Entries with figure data
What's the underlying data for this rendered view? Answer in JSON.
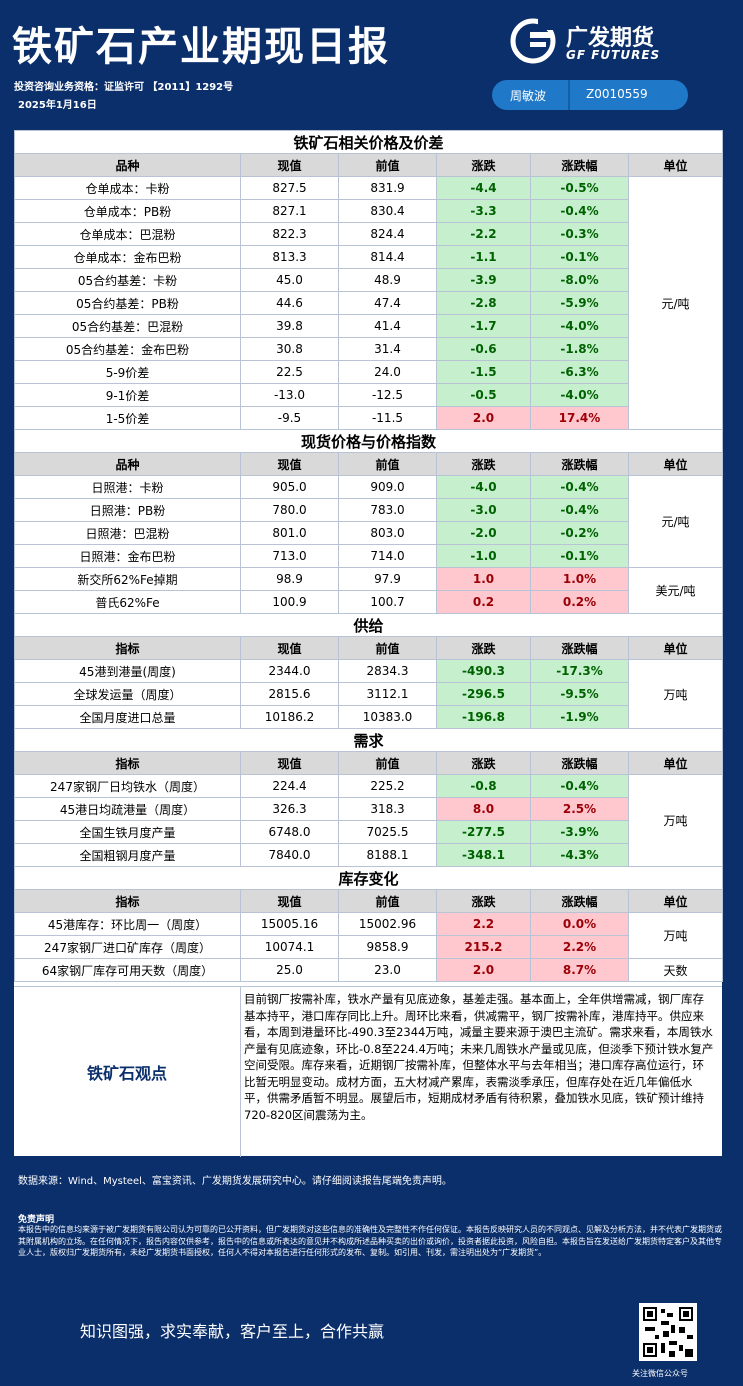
{
  "header": {
    "title": "铁矿石产业期现日报",
    "qualification": "投资咨询业务资格：证监许可 【2011】1292号",
    "date": "2025年1月16日",
    "logo_cn": "广发期货",
    "logo_en": "GF FUTURES",
    "author_name": "周敏波",
    "author_id": "Z0010559"
  },
  "sections": [
    {
      "title": "铁矿石相关价格及价差",
      "columns": [
        "品种",
        "现值",
        "前值",
        "涨跌",
        "涨跌幅",
        "单位"
      ],
      "rows": [
        {
          "name": "仓单成本：卡粉",
          "cur": "827.5",
          "prev": "831.9",
          "chg": "-4.4",
          "pct": "-0.5%",
          "dir": "dn"
        },
        {
          "name": "仓单成本：PB粉",
          "cur": "827.1",
          "prev": "830.4",
          "chg": "-3.3",
          "pct": "-0.4%",
          "dir": "dn"
        },
        {
          "name": "仓单成本：巴混粉",
          "cur": "822.3",
          "prev": "824.4",
          "chg": "-2.2",
          "pct": "-0.3%",
          "dir": "dn"
        },
        {
          "name": "仓单成本：金布巴粉",
          "cur": "813.3",
          "prev": "814.4",
          "chg": "-1.1",
          "pct": "-0.1%",
          "dir": "dn"
        },
        {
          "name": "05合约基差：卡粉",
          "cur": "45.0",
          "prev": "48.9",
          "chg": "-3.9",
          "pct": "-8.0%",
          "dir": "dn"
        },
        {
          "name": "05合约基差：PB粉",
          "cur": "44.6",
          "prev": "47.4",
          "chg": "-2.8",
          "pct": "-5.9%",
          "dir": "dn"
        },
        {
          "name": "05合约基差：巴混粉",
          "cur": "39.8",
          "prev": "41.4",
          "chg": "-1.7",
          "pct": "-4.0%",
          "dir": "dn"
        },
        {
          "name": "05合约基差：金布巴粉",
          "cur": "30.8",
          "prev": "31.4",
          "chg": "-0.6",
          "pct": "-1.8%",
          "dir": "dn"
        },
        {
          "name": "5-9价差",
          "cur": "22.5",
          "prev": "24.0",
          "chg": "-1.5",
          "pct": "-6.3%",
          "dir": "dn"
        },
        {
          "name": "9-1价差",
          "cur": "-13.0",
          "prev": "-12.5",
          "chg": "-0.5",
          "pct": "-4.0%",
          "dir": "dn"
        },
        {
          "name": "1-5价差",
          "cur": "-9.5",
          "prev": "-11.5",
          "chg": "2.0",
          "pct": "17.4%",
          "dir": "up"
        }
      ],
      "units": [
        {
          "text": "元/吨",
          "span": 11
        }
      ]
    },
    {
      "title": "现货价格与价格指数",
      "columns": [
        "品种",
        "现值",
        "前值",
        "涨跌",
        "涨跌幅",
        "单位"
      ],
      "rows": [
        {
          "name": "日照港：卡粉",
          "cur": "905.0",
          "prev": "909.0",
          "chg": "-4.0",
          "pct": "-0.4%",
          "dir": "dn"
        },
        {
          "name": "日照港：PB粉",
          "cur": "780.0",
          "prev": "783.0",
          "chg": "-3.0",
          "pct": "-0.4%",
          "dir": "dn"
        },
        {
          "name": "日照港：巴混粉",
          "cur": "801.0",
          "prev": "803.0",
          "chg": "-2.0",
          "pct": "-0.2%",
          "dir": "dn"
        },
        {
          "name": "日照港：金布巴粉",
          "cur": "713.0",
          "prev": "714.0",
          "chg": "-1.0",
          "pct": "-0.1%",
          "dir": "dn"
        },
        {
          "name": "新交所62%Fe掉期",
          "cur": "98.9",
          "prev": "97.9",
          "chg": "1.0",
          "pct": "1.0%",
          "dir": "up"
        },
        {
          "name": "普氏62%Fe",
          "cur": "100.9",
          "prev": "100.7",
          "chg": "0.2",
          "pct": "0.2%",
          "dir": "up"
        }
      ],
      "units": [
        {
          "text": "元/吨",
          "span": 4
        },
        {
          "text": "美元/吨",
          "span": 2
        }
      ]
    },
    {
      "title": "供给",
      "columns": [
        "指标",
        "现值",
        "前值",
        "涨跌",
        "涨跌幅",
        "单位"
      ],
      "rows": [
        {
          "name": "45港到港量(周度)",
          "cur": "2344.0",
          "prev": "2834.3",
          "chg": "-490.3",
          "pct": "-17.3%",
          "dir": "dn"
        },
        {
          "name": "全球发运量（周度）",
          "cur": "2815.6",
          "prev": "3112.1",
          "chg": "-296.5",
          "pct": "-9.5%",
          "dir": "dn"
        },
        {
          "name": "全国月度进口总量",
          "cur": "10186.2",
          "prev": "10383.0",
          "chg": "-196.8",
          "pct": "-1.9%",
          "dir": "dn"
        }
      ],
      "units": [
        {
          "text": "万吨",
          "span": 3
        }
      ]
    },
    {
      "title": "需求",
      "columns": [
        "指标",
        "现值",
        "前值",
        "涨跌",
        "涨跌幅",
        "单位"
      ],
      "rows": [
        {
          "name": "247家钢厂日均铁水（周度）",
          "cur": "224.4",
          "prev": "225.2",
          "chg": "-0.8",
          "pct": "-0.4%",
          "dir": "dn"
        },
        {
          "name": "45港日均疏港量（周度）",
          "cur": "326.3",
          "prev": "318.3",
          "chg": "8.0",
          "pct": "2.5%",
          "dir": "up"
        },
        {
          "name": "全国生铁月度产量",
          "cur": "6748.0",
          "prev": "7025.5",
          "chg": "-277.5",
          "pct": "-3.9%",
          "dir": "dn"
        },
        {
          "name": "全国粗钢月度产量",
          "cur": "7840.0",
          "prev": "8188.1",
          "chg": "-348.1",
          "pct": "-4.3%",
          "dir": "dn"
        }
      ],
      "units": [
        {
          "text": "万吨",
          "span": 4
        }
      ]
    },
    {
      "title": "库存变化",
      "columns": [
        "指标",
        "现值",
        "前值",
        "涨跌",
        "涨跌幅",
        "单位"
      ],
      "rows": [
        {
          "name": "45港库存：环比周一（周度）",
          "cur": "15005.16",
          "prev": "15002.96",
          "chg": "2.2",
          "pct": "0.0%",
          "dir": "up"
        },
        {
          "name": "247家钢厂进口矿库存（周度）",
          "cur": "10074.1",
          "prev": "9858.9",
          "chg": "215.2",
          "pct": "2.2%",
          "dir": "up"
        },
        {
          "name": "64家钢厂库存可用天数（周度）",
          "cur": "25.0",
          "prev": "23.0",
          "chg": "2.0",
          "pct": "8.7%",
          "dir": "up"
        }
      ],
      "units": [
        {
          "text": "万吨",
          "span": 2
        },
        {
          "text": "天数",
          "span": 1
        }
      ]
    }
  ],
  "view": {
    "label": "铁矿石观点",
    "text": "目前钢厂按需补库，铁水产量有见底迹象，基差走强。基本面上，全年供增需减，钢厂库存基本持平，港口库存同比上升。周环比来看，供减需平，钢厂按需补库，港库持平。供应来看，本周到港量环比-490.3至2344万吨，减量主要来源于澳巴主流矿。需求来看，本周铁水产量有见底迹象，环比-0.8至224.4万吨；未来几周铁水产量或见底，但淡季下预计铁水复产空间受限。库存来看，近期钢厂按需补库，但整体水平与去年相当；港口库存高位运行，环比暂无明显变动。成材方面，五大材减产累库，表需淡季承压，但库存处在近几年偏低水平，供需矛盾暂不明显。展望后市，短期成材矛盾有待积累，叠加铁水见底，铁矿预计维持720-820区间震荡为主。"
  },
  "footer": {
    "source": "数据来源：Wind、Mysteel、富宝资讯、广发期货发展研究中心。请仔细阅读报告尾端免责声明。",
    "disclaimer_title": "免责声明",
    "disclaimer": "本报告中的信息均来源于被广发期货有限公司认为可靠的已公开资料，但广发期货对这些信息的准确性及完整性不作任何保证。本报告反映研究人员的不同观点、见解及分析方法，并不代表广发期货或其附属机构的立场。在任何情况下，报告内容仅供参考，报告中的信息或所表达的意见并不构成所述品种买卖的出价或询价，投资者据此投资，风险自担。本报告旨在发送给广发期货特定客户及其他专业人士，版权归广发期货所有，未经广发期货书面授权，任何人不得对本报告进行任何形式的发布、复制。如引用、刊发，需注明出处为“广发期货”。",
    "slogan": "知识图强，求实奉献，客户至上，合作共赢",
    "qr_caption": "关注微信公众号"
  }
}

• Aim of the task: Scan the listing above and copy all lines containing the word "span".

• Final result:
          "span": 11
          "span": 4
          "span": 2
          "span": 3
          "span": 4
          "span": 2
          "span": 1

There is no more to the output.